START Input for this task

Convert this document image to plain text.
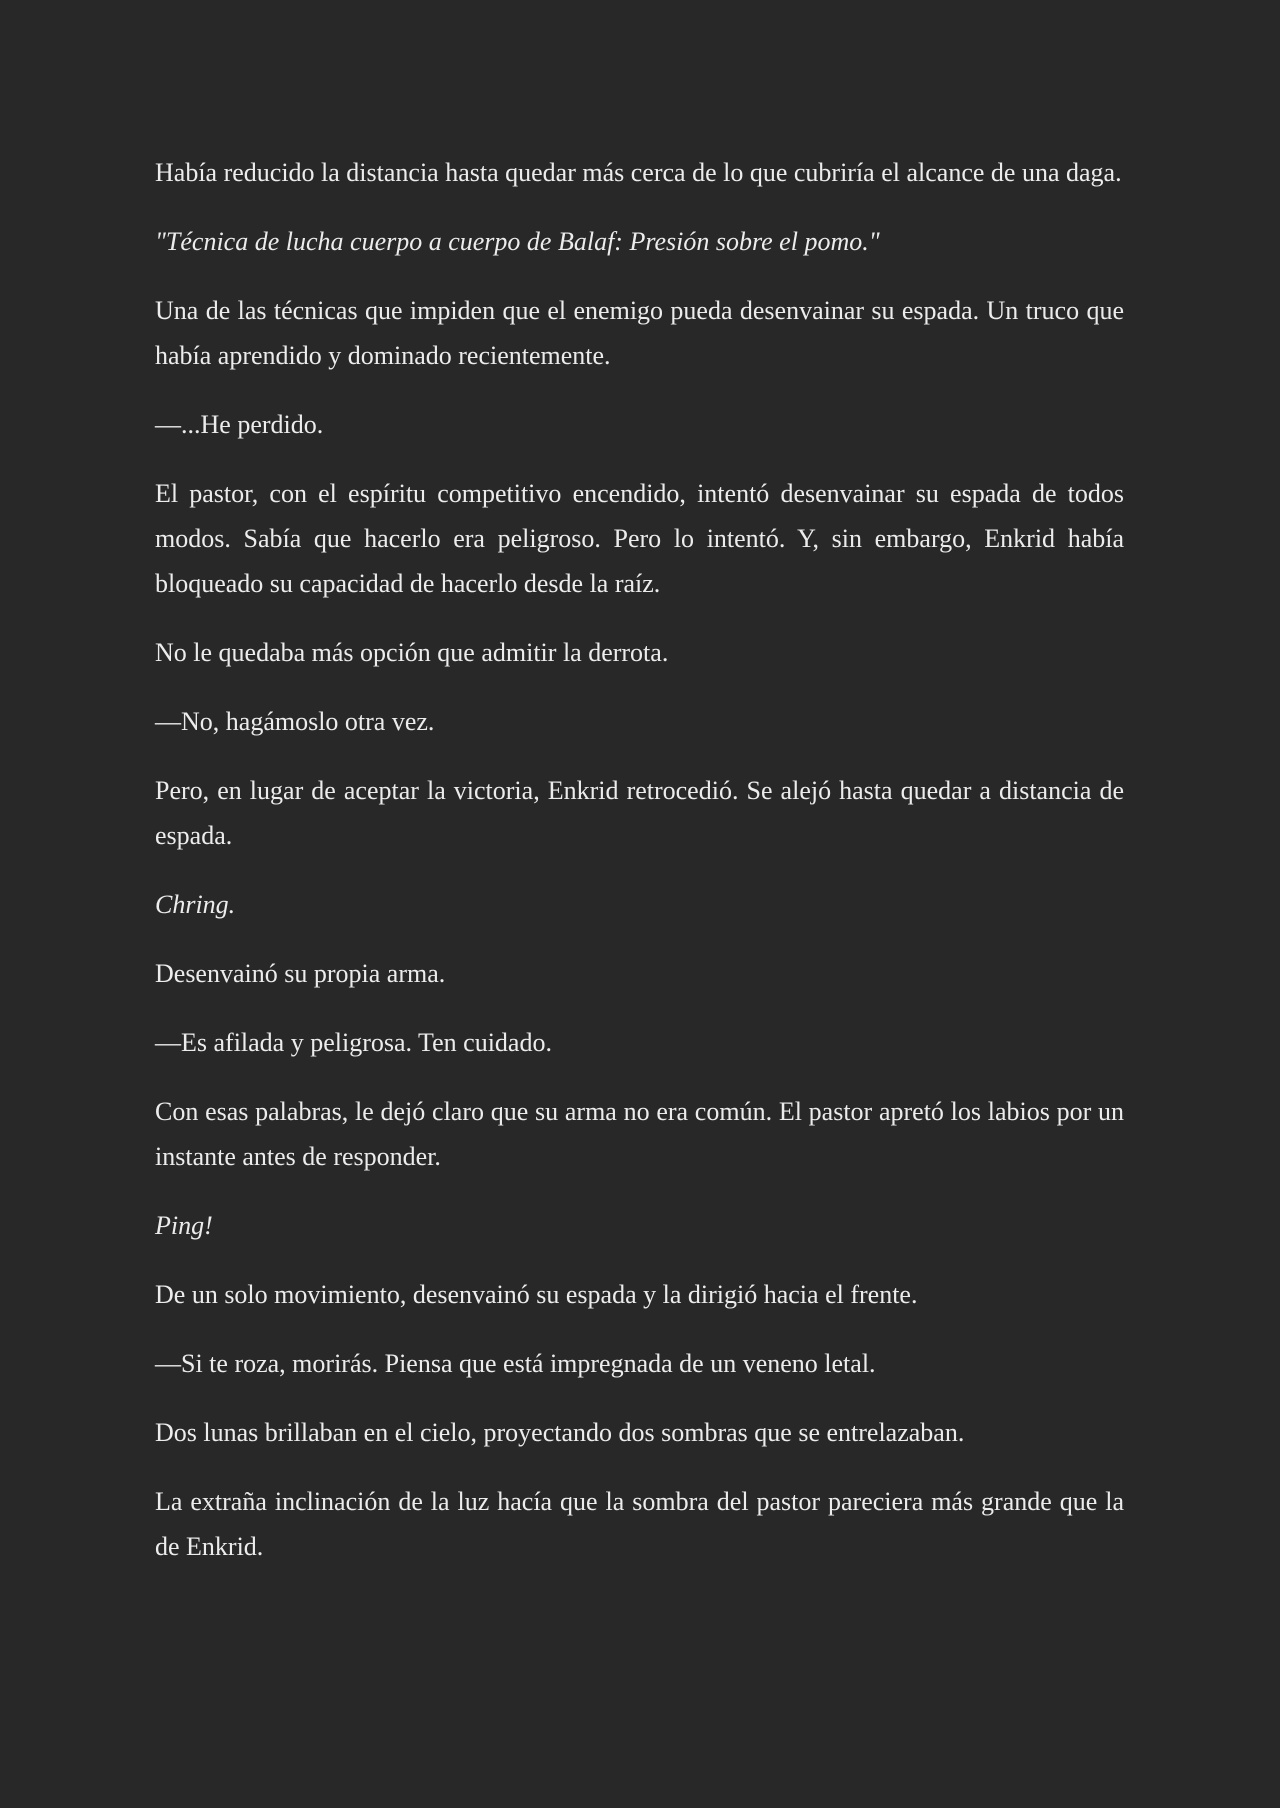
Había reducido la distancia hasta quedar más cerca de lo que cubriría el alcance de una daga.

"Técnica de lucha cuerpo a cuerpo de Balaf: Presión sobre el pomo."

Una de las técnicas que impiden que el enemigo pueda desenvainar su espada. Un truco que había aprendido y dominado recientemente.

—...He perdido.

El pastor, con el espíritu competitivo encendido, intentó desenvainar su espada de todos modos. Sabía que hacerlo era peligroso. Pero lo intentó. Y, sin embargo, Enkrid había bloqueado su capacidad de hacerlo desde la raíz.

No le quedaba más opción que admitir la derrota.

—No, hagámoslo otra vez.

Pero, en lugar de aceptar la victoria, Enkrid retrocedió. Se alejó hasta quedar a distancia de espada.

Chring.

Desenvainó su propia arma.

—Es afilada y peligrosa. Ten cuidado.

Con esas palabras, le dejó claro que su arma no era común. El pastor apretó los labios por un instante antes de responder.

Ping!

De un solo movimiento, desenvainó su espada y la dirigió hacia el frente.

—Si te roza, morirás. Piensa que está impregnada de un veneno letal.

Dos lunas brillaban en el cielo, proyectando dos sombras que se entrelazaban.

La extraña inclinación de la luz hacía que la sombra del pastor pareciera más grande que la de Enkrid.
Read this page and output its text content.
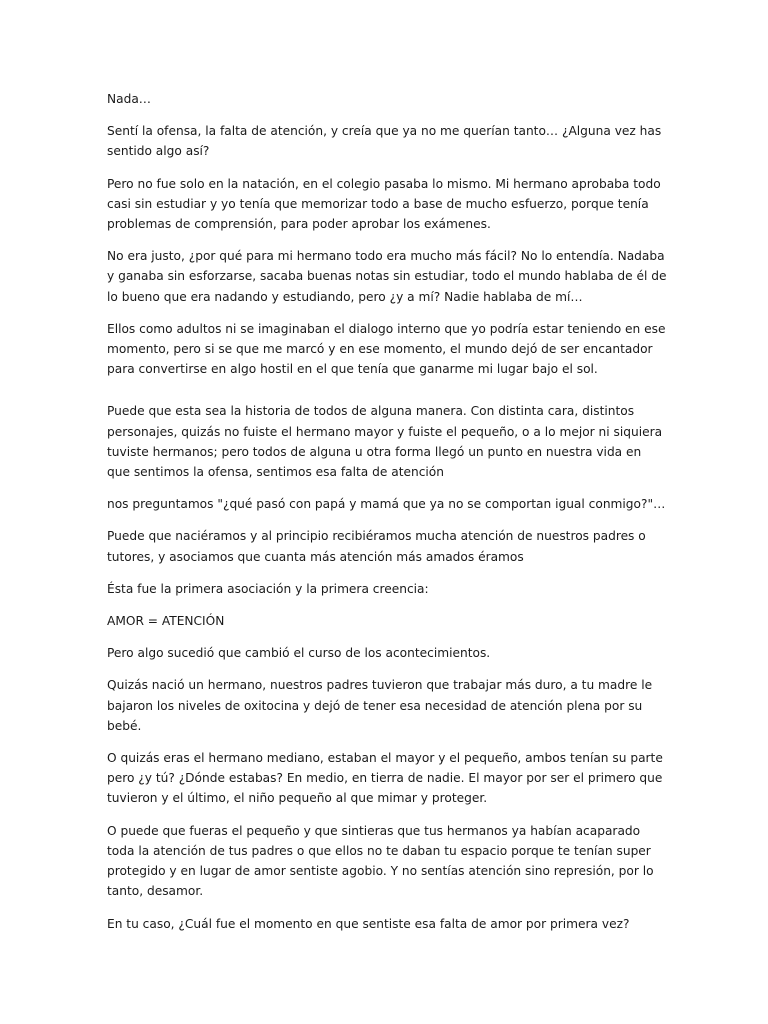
Nada…

Sentí la ofensa, la falta de atención, y creía que ya no me querían tanto… ¿Alguna vez has sentido algo así?

Pero no fue solo en la natación, en el colegio pasaba lo mismo. Mi hermano aprobaba todo casi sin estudiar y yo tenía que memorizar todo a base de mucho esfuerzo, porque tenía problemas de comprensión, para poder aprobar los exámenes.

No era justo, ¿por qué para mi hermano todo era mucho más fácil? No lo entendía. Nadaba y ganaba sin esforzarse, sacaba buenas notas sin estudiar, todo el mundo hablaba de él de lo bueno que era nadando y estudiando, pero ¿y a mí? Nadie hablaba de mí…

Ellos como adultos ni se imaginaban el dialogo interno que yo podría estar teniendo en ese momento, pero si se que me marcó y en ese momento, el mundo dejó de ser encantador para convertirse en algo hostil en el que tenía que ganarme mi lugar bajo el sol.

Puede que esta sea la historia de todos de alguna manera. Con distinta cara, distintos personajes, quizás no fuiste el hermano mayor y fuiste el pequeño, o a lo mejor ni siquiera tuviste hermanos; pero todos de alguna u otra forma llegó un punto en nuestra vida en que sentimos la ofensa, sentimos esa falta de atención

nos preguntamos "¿qué pasó con papá y mamá que ya no se comportan igual conmigo?"…

Puede que naciéramos y al principio recibiéramos mucha atención de nuestros padres o tutores, y asociamos que cuanta más atención más amados éramos

Ésta fue la primera asociación y la primera creencia:

AMOR = ATENCIÓN

Pero algo sucedió que cambió el curso de los acontecimientos.

Quizás nació un hermano, nuestros padres tuvieron que trabajar más duro, a tu madre le bajaron los niveles de oxitocina y dejó de tener esa necesidad de atención plena por su bebé.

O quizás eras el hermano mediano, estaban el mayor y el pequeño, ambos tenían su parte pero ¿y tú? ¿Dónde estabas? En medio, en tierra de nadie. El mayor por ser el primero que tuvieron y el último, el niño pequeño al que mimar y proteger.

O puede que fueras el pequeño y que sintieras que tus hermanos ya habían acaparado toda la atención de tus padres o que ellos no te daban tu espacio porque te tenían super protegido y en lugar de amor sentiste agobio. Y no sentías atención sino represión, por lo tanto, desamor.

En tu caso, ¿Cuál fue el momento en que sentiste esa falta de amor por primera vez?
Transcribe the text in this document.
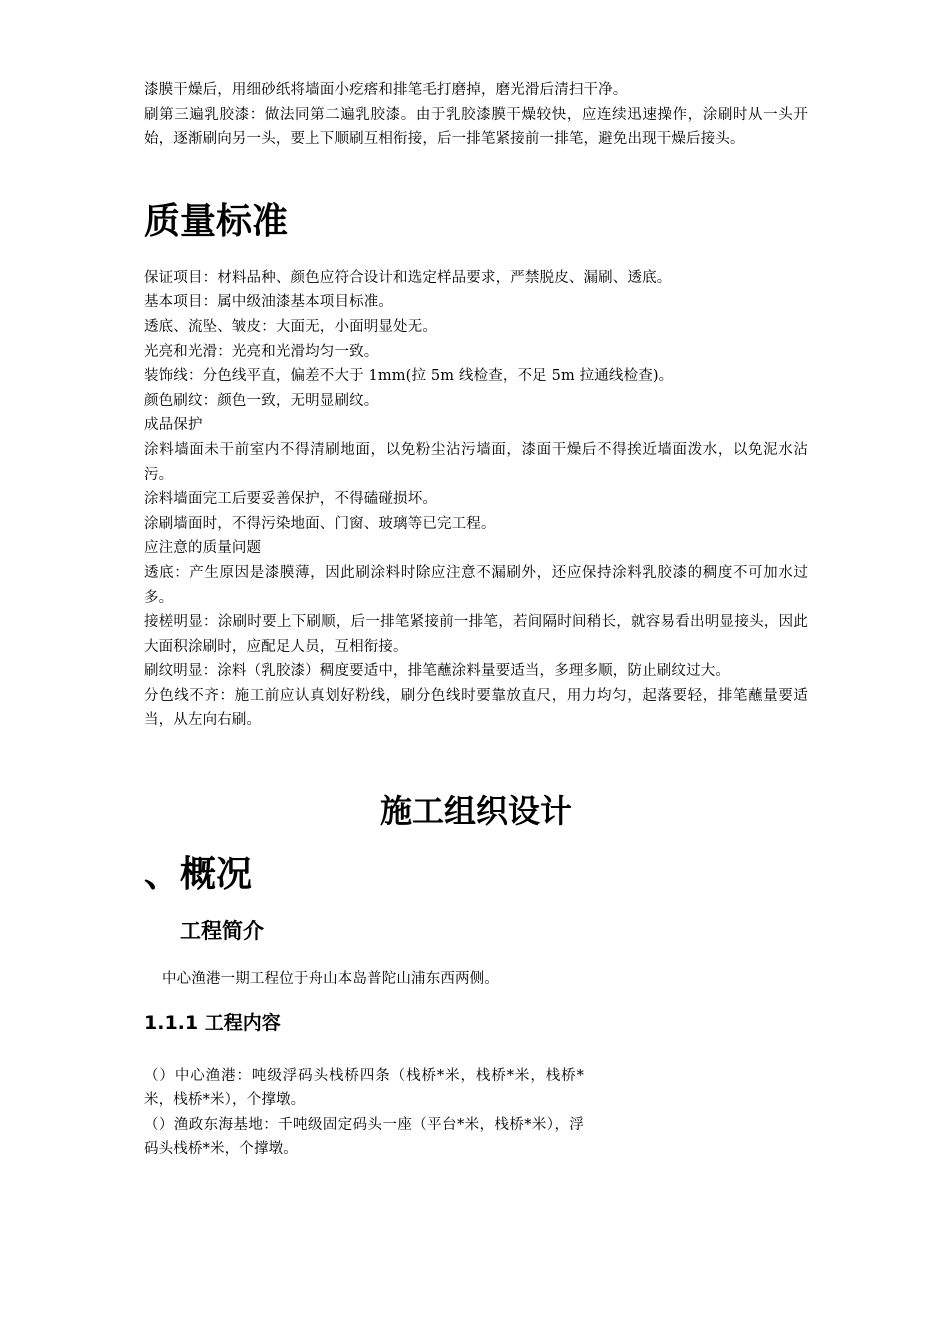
漆膜干燥后，用细砂纸将墙面小疙瘩和排笔毛打磨掉，磨光滑后清扫干净。

刷第三遍乳胶漆：做法同第二遍乳胶漆。由于乳胶漆膜干燥较快，应连续迅速操作，涂刷时从一头开始，逐渐刷向另一头，要上下顺刷互相衔接，后一排笔紧接前一排笔，避免出现干燥后接头。

质量标准

保证项目：材料品种、颜色应符合设计和选定样品要求，严禁脱皮、漏刷、透底。

基本项目：属中级油漆基本项目标准。

透底、流坠、皱皮：大面无，小面明显处无。

光亮和光滑：光亮和光滑均匀一致。

装饰线：分色线平直，偏差不大于 1mm(拉 5m 线检查，不足 5m 拉通线检查)。

颜色刷纹：颜色一致，无明显刷纹。

成品保护

涂料墙面未干前室内不得清刷地面，以免粉尘沾污墙面，漆面干燥后不得挨近墙面泼水，以免泥水沾污。

涂料墙面完工后要妥善保护，不得磕碰损坏。

涂刷墙面时，不得污染地面、门窗、玻璃等已完工程。

应注意的质量问题

透底：产生原因是漆膜薄，因此刷涂料时除应注意不漏刷外，还应保持涂料乳胶漆的稠度不可加水过多。

接槎明显：涂刷时要上下刷顺，后一排笔紧接前一排笔，若间隔时间稍长，就容易看出明显接头，因此大面积涂刷时，应配足人员，互相衔接。

刷纹明显：涂料（乳胶漆）稠度要适中，排笔蘸涂料量要适当，多理多顺，防止刷纹过大。

分色线不齐：施工前应认真划好粉线，刷分色线时要靠放直尺，用力均匀，起落要轻，排笔蘸量要适当，从左向右刷。

施工组织设计
、概况
工程简介

中心渔港一期工程位于舟山本岛普陀山浦东西两侧。

1.1.1 工程内容

（）中心渔港：吨级浮码头栈桥四条（栈桥*米，栈桥*米，栈桥*米，栈桥*米），个撑墩。

（）渔政东海基地：千吨级固定码头一座（平台*米，栈桥*米），浮码头栈桥*米，个撑墩。
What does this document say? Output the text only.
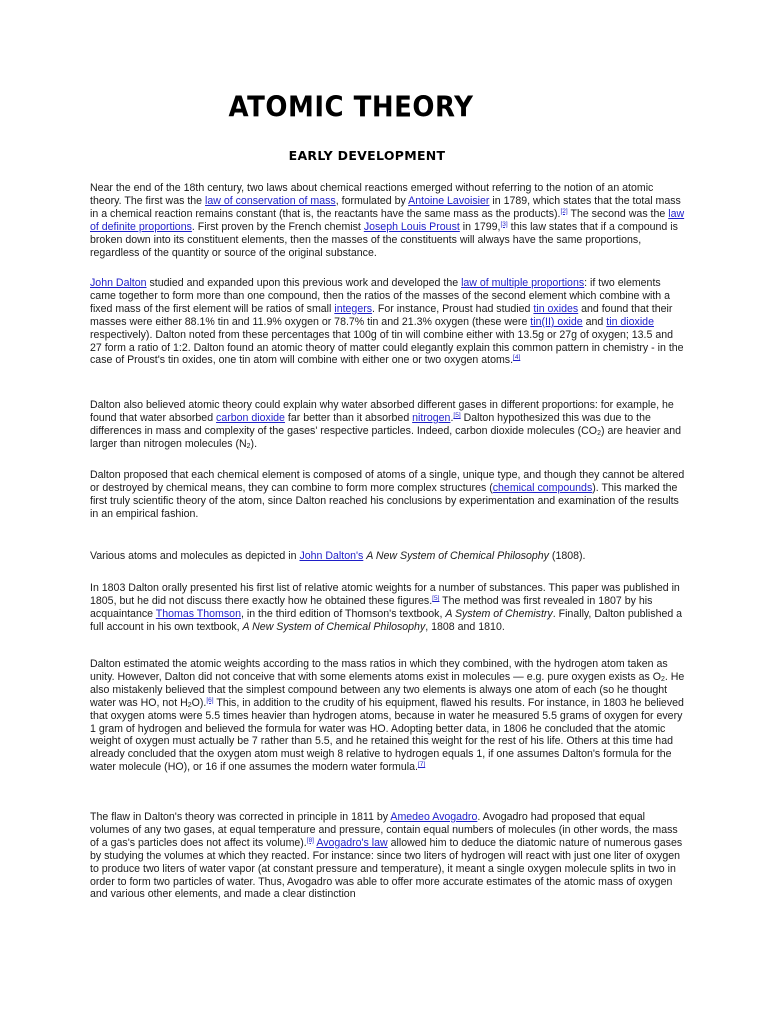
ATOMIC THEORY
EARLY DEVELOPMENT

Near the end of the 18th century, two laws about chemical reactions emerged without referring to the notion of an atomic theory. The first was the law of conservation of mass, formulated by Antoine Lavoisier in 1789, which states that the total mass in a chemical reaction remains constant (that is, the reactants have the same mass as the products).[2] The second was the law of definite proportions. First proven by the French chemist Joseph Louis Proust in 1799,[3] this law states that if a compound is broken down into its constituent elements, then the masses of the constituents will always have the same proportions, regardless of the quantity or source of the original substance.

John Dalton studied and expanded upon this previous work and developed the law of multiple proportions: if two elements came together to form more than one compound, then the ratios of the masses of the second element which combine with a fixed mass of the first element will be ratios of small integers. For instance, Proust had studied tin oxides and found that their masses were either 88.1% tin and 11.9% oxygen or 78.7% tin and 21.3% oxygen (these were tin(II) oxide and tin dioxide respectively). Dalton noted from these percentages that 100g of tin will combine either with 13.5g or 27g of oxygen; 13.5 and 27 form a ratio of 1:2. Dalton found an atomic theory of matter could elegantly explain this common pattern in chemistry - in the case of Proust's tin oxides, one tin atom will combine with either one or two oxygen atoms.[4]

Dalton also believed atomic theory could explain why water absorbed different gases in different proportions: for example, he found that water absorbed carbon dioxide far better than it absorbed nitrogen.[5] Dalton hypothesized this was due to the differences in mass and complexity of the gases' respective particles. Indeed, carbon dioxide molecules $(CO_2)$ are heavier and larger than nitrogen molecules $(N_2)$.

Dalton proposed that each chemical element is composed of atoms of a single, unique type, and though they cannot be altered or destroyed by chemical means, they can combine to form more complex structures (chemical compounds). This marked the first truly scientific theory of the atom, since Dalton reached his conclusions by experimentation and examination of the results in an empirical fashion.

Various atoms and molecules as depicted in John Dalton's A New System of Chemical Philosophy (1808).

In 1803 Dalton orally presented his first list of relative atomic weights for a number of substances. This paper was published in 1805, but he did not discuss there exactly how he obtained these figures.[5] The method was first revealed in 1807 by his acquaintance Thomas Thomson, in the third edition of Thomson's textbook, A System of Chemistry. Finally, Dalton published a full account in his own textbook, A New System of Chemical Philosophy, 1808 and 1810.

Dalton estimated the atomic weights according to the mass ratios in which they combined, with the hydrogen atom taken as unity. However, Dalton did not conceive that with some elements atoms exist in molecules — e.g. pure oxygen exists as $O_2$. He also mistakenly believed that the simplest compound between any two elements is always one atom of each (so he thought water was HO, not $H_2O).[6]$ This, in addition to the crudity of his equipment, flawed his results. For instance, in 1803 he believed that oxygen atoms were 5.5 times heavier than hydrogen atoms, because in water he measured 5.5 grams of oxygen for every 1 gram of hydrogen and believed the formula for water was HO. Adopting better data, in 1806 he concluded that the atomic weight of oxygen must actually be 7 rather than 5.5, and he retained this weight for the rest of his life. Others at this time had already concluded that the oxygen atom must weigh 8 relative to hydrogen equals 1, if one assumes Dalton's formula for the water molecule (HO), or 16 if one assumes the modern water formula.[7]

The flaw in Dalton's theory was corrected in principle in 1811 by Amedeo Avogadro. Avogadro had proposed that equal volumes of any two gases, at equal temperature and pressure, contain equal numbers of molecules (in other words, the mass of a gas's particles does not affect its volume).[8] Avogadro's law allowed him to deduce the diatomic nature of numerous gases by studying the volumes at which they reacted. For instance: since two liters of hydrogen will react with just one liter of oxygen to produce two liters of water vapor (at constant pressure and temperature), it meant a single oxygen molecule splits in two in order to form two particles of water. Thus, Avogadro was able to offer more accurate estimates of the atomic mass of oxygen and various other elements, and made a clear distinction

END Input for this task

**Requirements:**
Go through the listing above and locate each line that holds the word "distancia". Copy those lines.

**Output below:**
Había reducido la distancia hasta quedar más cerca de lo que cubriría el alcance de una daga.
Pero, en lugar de aceptar la victoria, Enkrid retrocedió. Se alejó hasta quedar a distancia de espada.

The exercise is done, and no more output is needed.